■ DATA EXCERPTS
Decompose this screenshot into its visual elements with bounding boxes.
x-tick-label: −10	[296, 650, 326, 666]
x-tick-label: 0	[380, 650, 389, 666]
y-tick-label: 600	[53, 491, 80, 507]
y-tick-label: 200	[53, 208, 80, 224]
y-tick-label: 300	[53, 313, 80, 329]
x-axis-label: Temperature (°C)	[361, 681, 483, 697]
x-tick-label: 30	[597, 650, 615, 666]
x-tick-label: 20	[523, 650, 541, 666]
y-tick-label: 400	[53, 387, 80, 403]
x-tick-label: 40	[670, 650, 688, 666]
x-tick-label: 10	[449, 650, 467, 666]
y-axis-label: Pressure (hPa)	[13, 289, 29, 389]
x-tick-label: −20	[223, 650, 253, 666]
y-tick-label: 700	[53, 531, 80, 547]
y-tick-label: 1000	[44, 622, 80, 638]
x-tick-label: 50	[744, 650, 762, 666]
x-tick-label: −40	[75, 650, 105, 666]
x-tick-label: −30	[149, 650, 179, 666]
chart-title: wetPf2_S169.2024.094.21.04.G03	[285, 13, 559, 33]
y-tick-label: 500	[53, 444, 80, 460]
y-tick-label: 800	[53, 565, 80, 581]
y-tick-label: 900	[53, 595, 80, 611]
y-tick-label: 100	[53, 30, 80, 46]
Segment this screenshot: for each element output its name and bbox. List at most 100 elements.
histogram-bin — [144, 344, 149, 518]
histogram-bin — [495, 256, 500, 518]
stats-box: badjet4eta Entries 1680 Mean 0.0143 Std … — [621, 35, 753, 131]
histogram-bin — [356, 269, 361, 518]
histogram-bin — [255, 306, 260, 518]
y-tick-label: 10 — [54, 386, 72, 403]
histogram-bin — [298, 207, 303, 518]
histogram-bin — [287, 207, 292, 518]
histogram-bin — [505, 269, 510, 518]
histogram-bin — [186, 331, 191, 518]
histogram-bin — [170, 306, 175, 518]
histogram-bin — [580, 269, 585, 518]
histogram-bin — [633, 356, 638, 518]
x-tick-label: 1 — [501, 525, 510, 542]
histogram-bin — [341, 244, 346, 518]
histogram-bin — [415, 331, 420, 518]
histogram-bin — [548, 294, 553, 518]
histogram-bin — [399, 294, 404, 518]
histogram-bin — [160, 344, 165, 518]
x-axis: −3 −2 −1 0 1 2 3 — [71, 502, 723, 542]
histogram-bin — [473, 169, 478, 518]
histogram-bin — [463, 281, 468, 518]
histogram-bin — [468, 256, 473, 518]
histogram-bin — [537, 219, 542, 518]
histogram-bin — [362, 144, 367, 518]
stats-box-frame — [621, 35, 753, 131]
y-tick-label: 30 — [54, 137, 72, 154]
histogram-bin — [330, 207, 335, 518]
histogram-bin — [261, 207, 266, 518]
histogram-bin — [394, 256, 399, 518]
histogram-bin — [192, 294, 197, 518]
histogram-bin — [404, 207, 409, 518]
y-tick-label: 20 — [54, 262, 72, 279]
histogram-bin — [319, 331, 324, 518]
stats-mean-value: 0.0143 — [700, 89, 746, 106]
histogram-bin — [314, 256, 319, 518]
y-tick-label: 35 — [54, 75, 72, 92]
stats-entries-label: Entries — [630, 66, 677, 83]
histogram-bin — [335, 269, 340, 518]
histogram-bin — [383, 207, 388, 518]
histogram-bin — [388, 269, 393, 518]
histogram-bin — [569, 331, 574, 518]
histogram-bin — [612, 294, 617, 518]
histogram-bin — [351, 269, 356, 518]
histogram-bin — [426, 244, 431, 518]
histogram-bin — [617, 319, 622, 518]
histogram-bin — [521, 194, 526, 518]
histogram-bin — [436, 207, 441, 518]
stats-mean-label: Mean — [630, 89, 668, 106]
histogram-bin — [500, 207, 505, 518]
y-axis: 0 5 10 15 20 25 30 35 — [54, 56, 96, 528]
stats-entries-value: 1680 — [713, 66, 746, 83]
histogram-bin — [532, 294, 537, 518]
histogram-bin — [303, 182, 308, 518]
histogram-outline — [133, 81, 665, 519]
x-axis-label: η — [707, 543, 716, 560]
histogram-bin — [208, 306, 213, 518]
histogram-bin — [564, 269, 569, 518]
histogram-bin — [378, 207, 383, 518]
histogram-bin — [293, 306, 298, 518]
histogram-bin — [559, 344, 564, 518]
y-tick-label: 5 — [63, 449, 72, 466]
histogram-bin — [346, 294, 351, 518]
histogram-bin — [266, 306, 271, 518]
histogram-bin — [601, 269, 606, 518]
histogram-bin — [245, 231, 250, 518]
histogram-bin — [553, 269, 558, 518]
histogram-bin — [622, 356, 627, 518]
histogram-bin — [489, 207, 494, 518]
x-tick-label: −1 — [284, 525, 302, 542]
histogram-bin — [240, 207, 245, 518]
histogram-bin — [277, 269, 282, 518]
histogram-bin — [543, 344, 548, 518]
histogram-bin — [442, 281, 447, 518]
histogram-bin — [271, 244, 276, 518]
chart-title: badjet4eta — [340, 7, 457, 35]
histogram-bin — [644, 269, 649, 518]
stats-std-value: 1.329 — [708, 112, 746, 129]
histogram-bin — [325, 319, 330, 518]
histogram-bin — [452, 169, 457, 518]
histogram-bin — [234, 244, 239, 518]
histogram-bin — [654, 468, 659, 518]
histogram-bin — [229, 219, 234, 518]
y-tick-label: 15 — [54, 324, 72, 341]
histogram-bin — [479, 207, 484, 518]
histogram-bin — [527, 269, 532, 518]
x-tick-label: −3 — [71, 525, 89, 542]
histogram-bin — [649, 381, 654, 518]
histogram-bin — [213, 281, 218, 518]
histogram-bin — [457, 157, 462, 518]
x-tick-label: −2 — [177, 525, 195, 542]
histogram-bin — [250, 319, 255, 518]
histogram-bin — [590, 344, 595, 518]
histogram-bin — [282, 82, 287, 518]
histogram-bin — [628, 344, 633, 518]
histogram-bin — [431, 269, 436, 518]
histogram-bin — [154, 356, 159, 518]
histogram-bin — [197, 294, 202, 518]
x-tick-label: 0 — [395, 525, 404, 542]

■ WHAT TO PRODUCE
Copy out all of the items above word for word.

■ WRITTEN RESPONSE
Decompose this screenshot into its visual elements with bounding boxes.
x-tick-label: −10	[296, 650, 326, 666]
x-tick-label: 0	[380, 650, 389, 666]
y-tick-label: 600	[53, 491, 80, 507]
y-tick-label: 200	[53, 208, 80, 224]
y-tick-label: 300	[53, 313, 80, 329]
x-axis-label: Temperature (°C)	[361, 681, 483, 697]
x-tick-label: 30	[597, 650, 615, 666]
x-tick-label: 20	[523, 650, 541, 666]
y-tick-label: 400	[53, 387, 80, 403]
x-tick-label: 40	[670, 650, 688, 666]
x-tick-label: 10	[449, 650, 467, 666]
y-axis-label: Pressure (hPa)	[13, 289, 29, 389]
x-tick-label: −20	[223, 650, 253, 666]
y-tick-label: 700	[53, 531, 80, 547]
y-tick-label: 1000	[44, 622, 80, 638]
x-tick-label: 50	[744, 650, 762, 666]
x-tick-label: −40	[75, 650, 105, 666]
x-tick-label: −30	[149, 650, 179, 666]
chart-title: wetPf2_S169.2024.094.21.04.G03	[285, 13, 559, 33]
y-tick-label: 500	[53, 444, 80, 460]
y-tick-label: 800	[53, 565, 80, 581]
y-tick-label: 900	[53, 595, 80, 611]
y-tick-label: 100	[53, 30, 80, 46]
Segment this screenshot: for each element output its name and bbox. List at most 100 elements.
histogram-bin — [144, 344, 149, 518]
histogram-bin — [495, 256, 500, 518]
stats-box: badjet4eta Entries 1680 Mean 0.0143 Std … — [621, 35, 753, 131]
histogram-bin — [356, 269, 361, 518]
histogram-bin — [255, 306, 260, 518]
y-tick-label: 10 — [54, 386, 72, 403]
histogram-bin — [298, 207, 303, 518]
histogram-bin — [287, 207, 292, 518]
histogram-bin — [505, 269, 510, 518]
histogram-bin — [186, 331, 191, 518]
histogram-bin — [170, 306, 175, 518]
histogram-bin — [580, 269, 585, 518]
histogram-bin — [633, 356, 638, 518]
x-tick-label: 1 — [501, 525, 510, 542]
histogram-bin — [341, 244, 346, 518]
histogram-bin — [415, 331, 420, 518]
histogram-bin — [548, 294, 553, 518]
histogram-bin — [399, 294, 404, 518]
histogram-bin — [160, 344, 165, 518]
x-axis: −3 −2 −1 0 1 2 3 — [71, 502, 723, 542]
histogram-bin — [473, 169, 478, 518]
histogram-bin — [463, 281, 468, 518]
histogram-bin — [468, 256, 473, 518]
histogram-bin — [537, 219, 542, 518]
histogram-bin — [362, 144, 367, 518]
stats-box-frame — [621, 35, 753, 131]
y-tick-label: 30 — [54, 137, 72, 154]
histogram-bin — [330, 207, 335, 518]
histogram-bin — [261, 207, 266, 518]
histogram-bin — [394, 256, 399, 518]
histogram-bin — [192, 294, 197, 518]
histogram-bin — [404, 207, 409, 518]
y-tick-label: 20 — [54, 262, 72, 279]
histogram-bin — [319, 331, 324, 518]
stats-mean-value: 0.0143 — [700, 89, 746, 106]
histogram-bin — [314, 256, 319, 518]
y-tick-label: 35 — [54, 75, 72, 92]
stats-entries-label: Entries — [630, 66, 677, 83]
histogram-bin — [335, 269, 340, 518]
histogram-bin — [383, 207, 388, 518]
histogram-bin — [388, 269, 393, 518]
histogram-bin — [569, 331, 574, 518]
histogram-bin — [612, 294, 617, 518]
histogram-bin — [351, 269, 356, 518]
histogram-bin — [426, 244, 431, 518]
histogram-bin — [617, 319, 622, 518]
histogram-bin — [521, 194, 526, 518]
histogram-bin — [436, 207, 441, 518]
stats-mean-label: Mean — [630, 89, 668, 106]
histogram-bin — [500, 207, 505, 518]
y-axis: 0 5 10 15 20 25 30 35 — [54, 56, 96, 528]
stats-entries-value: 1680 — [713, 66, 746, 83]
histogram-bin — [532, 294, 537, 518]
histogram-bin — [303, 182, 308, 518]
histogram-outline — [133, 81, 665, 519]
x-axis-label: η — [707, 543, 716, 560]
histogram-bin — [208, 306, 213, 518]
histogram-bin — [564, 269, 569, 518]
histogram-bin — [378, 207, 383, 518]
histogram-bin — [293, 306, 298, 518]
histogram-bin — [559, 344, 564, 518]
y-tick-label: 5 — [63, 449, 72, 466]
histogram-bin — [346, 294, 351, 518]
histogram-bin — [266, 306, 271, 518]
histogram-bin — [601, 269, 606, 518]
histogram-bin — [245, 231, 250, 518]
histogram-bin — [553, 269, 558, 518]
histogram-bin — [622, 356, 627, 518]
histogram-bin — [489, 207, 494, 518]
x-tick-label: −1 — [284, 525, 302, 542]
histogram-bin — [240, 207, 245, 518]
histogram-bin — [277, 269, 282, 518]
histogram-bin — [543, 344, 548, 518]
histogram-bin — [442, 281, 447, 518]
histogram-bin — [271, 244, 276, 518]
chart-title: badjet4eta — [340, 7, 457, 35]
histogram-bin — [644, 269, 649, 518]
stats-std-value: 1.329 — [708, 112, 746, 129]
histogram-bin — [325, 319, 330, 518]
histogram-bin — [452, 169, 457, 518]
histogram-bin — [234, 244, 239, 518]
histogram-bin — [654, 468, 659, 518]
histogram-bin — [229, 219, 234, 518]
y-tick-label: 15 — [54, 324, 72, 341]
histogram-bin — [479, 207, 484, 518]
histogram-bin — [527, 269, 532, 518]
x-tick-label: −3 — [71, 525, 89, 542]
histogram-bin — [649, 381, 654, 518]
histogram-bin — [213, 281, 218, 518]
histogram-bin — [457, 157, 462, 518]
x-tick-label: −2 — [177, 525, 195, 542]
histogram-bin — [250, 319, 255, 518]
histogram-bin — [590, 344, 595, 518]
histogram-bin — [282, 82, 287, 518]
histogram-bin — [628, 344, 633, 518]
histogram-bin — [431, 269, 436, 518]
histogram-bin — [154, 356, 159, 518]
histogram-bin — [197, 294, 202, 518]
x-tick-label: 0 — [395, 525, 404, 542]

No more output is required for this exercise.